- [MATERIAL PROVIDED]:
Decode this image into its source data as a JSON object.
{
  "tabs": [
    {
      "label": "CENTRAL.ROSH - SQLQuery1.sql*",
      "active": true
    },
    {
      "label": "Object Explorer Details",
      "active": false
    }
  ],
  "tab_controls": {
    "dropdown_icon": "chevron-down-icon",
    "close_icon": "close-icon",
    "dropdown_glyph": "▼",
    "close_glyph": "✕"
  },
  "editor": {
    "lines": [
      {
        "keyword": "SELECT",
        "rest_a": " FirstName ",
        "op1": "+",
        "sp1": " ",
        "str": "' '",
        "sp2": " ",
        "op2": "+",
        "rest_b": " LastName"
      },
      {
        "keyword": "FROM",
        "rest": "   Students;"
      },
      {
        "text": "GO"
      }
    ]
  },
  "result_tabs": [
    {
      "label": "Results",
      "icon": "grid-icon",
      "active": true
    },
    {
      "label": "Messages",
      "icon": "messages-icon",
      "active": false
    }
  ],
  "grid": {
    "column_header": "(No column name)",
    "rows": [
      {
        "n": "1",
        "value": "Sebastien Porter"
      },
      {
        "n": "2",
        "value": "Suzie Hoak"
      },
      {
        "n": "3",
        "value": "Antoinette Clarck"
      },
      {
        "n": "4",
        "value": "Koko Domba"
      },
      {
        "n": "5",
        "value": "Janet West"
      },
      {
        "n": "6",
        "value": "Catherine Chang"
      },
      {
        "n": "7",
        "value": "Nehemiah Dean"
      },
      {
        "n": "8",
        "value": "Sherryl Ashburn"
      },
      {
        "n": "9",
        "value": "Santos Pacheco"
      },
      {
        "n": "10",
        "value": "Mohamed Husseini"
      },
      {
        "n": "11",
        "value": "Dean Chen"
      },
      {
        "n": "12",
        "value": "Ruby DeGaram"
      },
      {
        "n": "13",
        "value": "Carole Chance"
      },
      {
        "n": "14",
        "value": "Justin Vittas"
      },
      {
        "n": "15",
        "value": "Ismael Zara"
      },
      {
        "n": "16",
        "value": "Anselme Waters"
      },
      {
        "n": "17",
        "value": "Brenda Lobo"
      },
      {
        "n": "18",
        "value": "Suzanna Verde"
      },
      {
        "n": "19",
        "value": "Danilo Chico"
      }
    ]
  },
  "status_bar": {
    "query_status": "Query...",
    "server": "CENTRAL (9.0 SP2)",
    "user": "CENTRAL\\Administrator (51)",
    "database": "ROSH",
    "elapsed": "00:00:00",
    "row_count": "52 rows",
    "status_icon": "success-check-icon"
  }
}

- [EXERCISE REQUIREMENTS]:
Single out each line of the records above with the string "icon" in it, and copy it.

- [SOLUTION TO THE PROBLEM]:
    "dropdown_icon": "chevron-down-icon",
    "close_icon": "close-icon",
      "icon": "grid-icon",
      "icon": "messages-icon",
    "status_icon": "success-check-icon"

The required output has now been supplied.